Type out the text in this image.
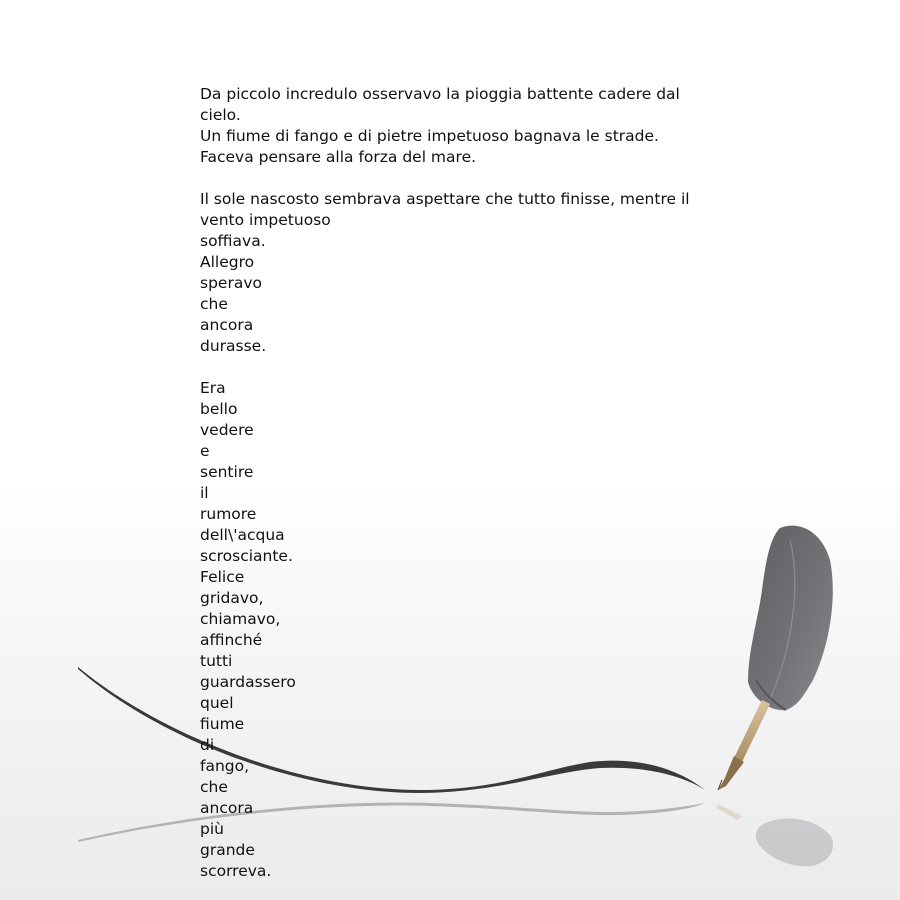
Da piccolo incredulo osservavo la pioggia battente cadere dal cielo.
Un fiume di fango e di pietre impetuoso bagnava le strade.
Faceva pensare alla forza del mare.
Il sole nascosto sembrava aspettare che tutto finisse, mentre il vento impetuoso
soffiava.
Allegro
speravo
che
ancora
durasse.
Era
bello
vedere
e
sentire
il
rumore
dell\'acqua
scrosciante.
Felice
gridavo,
chiamavo,
affinché
tutti
guardassero
quel
fiume
di
fango,
che
ancora
più
grande
scorreva.
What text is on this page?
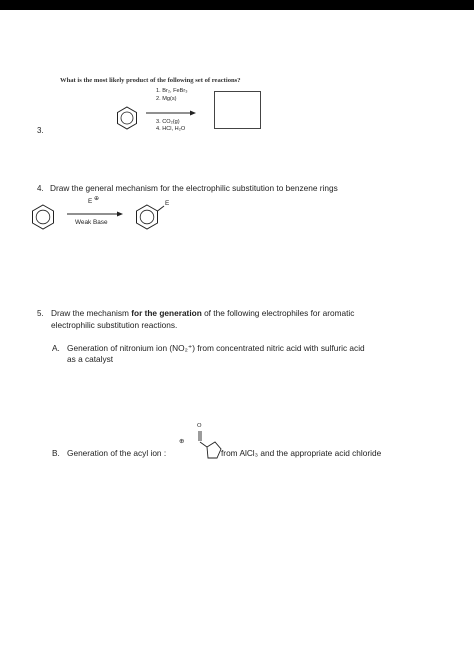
What is the most likely product of the following set of reactions?
1. Br₂, FeBr₃
2. Mg(s)
3. CO₂(g)
4. HCl, H₂O
3.
4. Draw the general mechanism for the electrophilic substitution to benzene rings
E ⊕
Weak Base
E
5. Draw the mechanism for the generation of the following electrophiles for aromatic
electrophilic substitution reactions.
A. Generation of nitronium ion (NO₂⁺) from concentrated nitric acid with sulfuric acid
as a catalyst
B. Generation of the acyl ion :
O
⊕
from AlCl₃ and the appropriate acid chloride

→ **WHAT IS REQUIRED**
Reproduce the material word for word. Any pictures should be left out of the copy.

→ **RESULT**
Type out the text in this image.
Da piccolo incredulo osservavo la pioggia battente cadere dal cielo.
Un fiume di fango e di pietre impetuoso bagnava le strade.
Faceva pensare alla forza del mare.
Il sole nascosto sembrava aspettare che tutto finisse, mentre il vento impetuoso
soffiava.
Allegro
speravo
che
ancora
durasse.
Era
bello
vedere
e
sentire
il
rumore
dell\'acqua
scrosciante.
Felice
gridavo,
chiamavo,
affinché
tutti
guardassero
quel
fiume
di
fango,
che
ancora
più
grande
scorreva.
What text is on this page?
What is the most likely product of the following set of reactions?
1. Br₂, FeBr₃
2. Mg(s)
3. CO₂(g)
4. HCl, H₂O
3.
4. Draw the general mechanism for the electrophilic substitution to benzene rings
E ⊕
Weak Base
E
5. Draw the mechanism for the generation of the following electrophiles for aromatic
electrophilic substitution reactions.
A. Generation of nitronium ion (NO₂⁺) from concentrated nitric acid with sulfuric acid
as a catalyst
B. Generation of the acyl ion :
O
⊕
from AlCl₃ and the appropriate acid chloride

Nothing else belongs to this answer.